* **What this task involves**
Write out each record below exactly as it appears, with no pictures.

* **Materials provided**
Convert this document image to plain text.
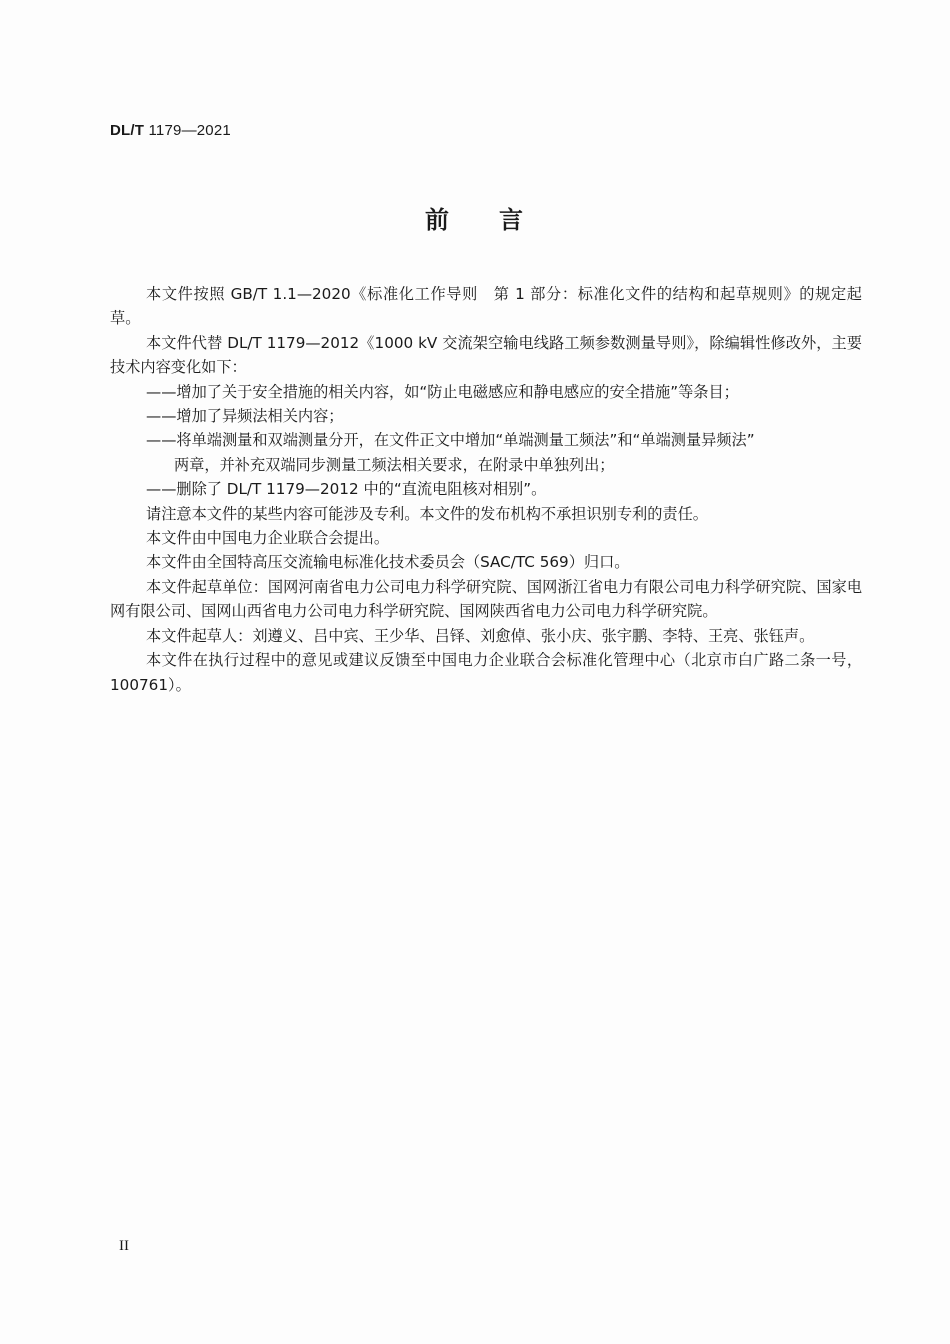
DL/T 1179—2021
前 言

本文件按照 GB/T 1.1—2020《标准化工作导则　第 1 部分：标准化文件的结构和起草规则》的规定起草。

本文件代替 DL/T 1179—2012《1000 kV 交流架空输电线路工频参数测量导则》，除编辑性修改外，主要技术内容变化如下：

——增加了关于安全措施的相关内容，如“防止电磁感应和静电感应的安全措施”等条目；

——增加了异频法相关内容；

——将单端测量和双端测量分开，在文件正文中增加“单端测量工频法”和“单端测量异频法”
两章，并补充双端同步测量工频法相关要求，在附录中单独列出；

——删除了 DL/T 1179—2012 中的“直流电阻核对相别”。

请注意本文件的某些内容可能涉及专利。本文件的发布机构不承担识别专利的责任。

本文件由中国电力企业联合会提出。

本文件由全国特高压交流输电标准化技术委员会（SAC/TC 569）归口。

本文件起草单位：国网河南省电力公司电力科学研究院、国网浙江省电力有限公司电力科学研究院、国家电网有限公司、国网山西省电力公司电力科学研究院、国网陕西省电力公司电力科学研究院。

本文件起草人：刘遵义、吕中宾、王少华、吕铎、刘愈倬、张小庆、张宇鹏、李特、王亮、张钰声。

本文件在执行过程中的意见或建议反馈至中国电力企业联合会标准化管理中心（北京市白广路二条一号，100761）。

II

* **Exercise result**
Convert this document image to plain text.
DL/T 1179—2021
前 言

本文件按照 GB/T 1.1—2020《标准化工作导则　第 1 部分：标准化文件的结构和起草规则》的规定起草。

本文件代替 DL/T 1179—2012《1000 kV 交流架空输电线路工频参数测量导则》，除编辑性修改外，主要技术内容变化如下：

——增加了关于安全措施的相关内容，如“防止电磁感应和静电感应的安全措施”等条目；

——增加了异频法相关内容；

——将单端测量和双端测量分开，在文件正文中增加“单端测量工频法”和“单端测量异频法”
两章，并补充双端同步测量工频法相关要求，在附录中单独列出；

——删除了 DL/T 1179—2012 中的“直流电阻核对相别”。

请注意本文件的某些内容可能涉及专利。本文件的发布机构不承担识别专利的责任。

本文件由中国电力企业联合会提出。

本文件由全国特高压交流输电标准化技术委员会（SAC/TC 569）归口。

本文件起草单位：国网河南省电力公司电力科学研究院、国网浙江省电力有限公司电力科学研究院、国家电网有限公司、国网山西省电力公司电力科学研究院、国网陕西省电力公司电力科学研究院。

本文件起草人：刘遵义、吕中宾、王少华、吕铎、刘愈倬、张小庆、张宇鹏、李特、王亮、张钰声。

本文件在执行过程中的意见或建议反馈至中国电力企业联合会标准化管理中心（北京市白广路二条一号，100761）。

II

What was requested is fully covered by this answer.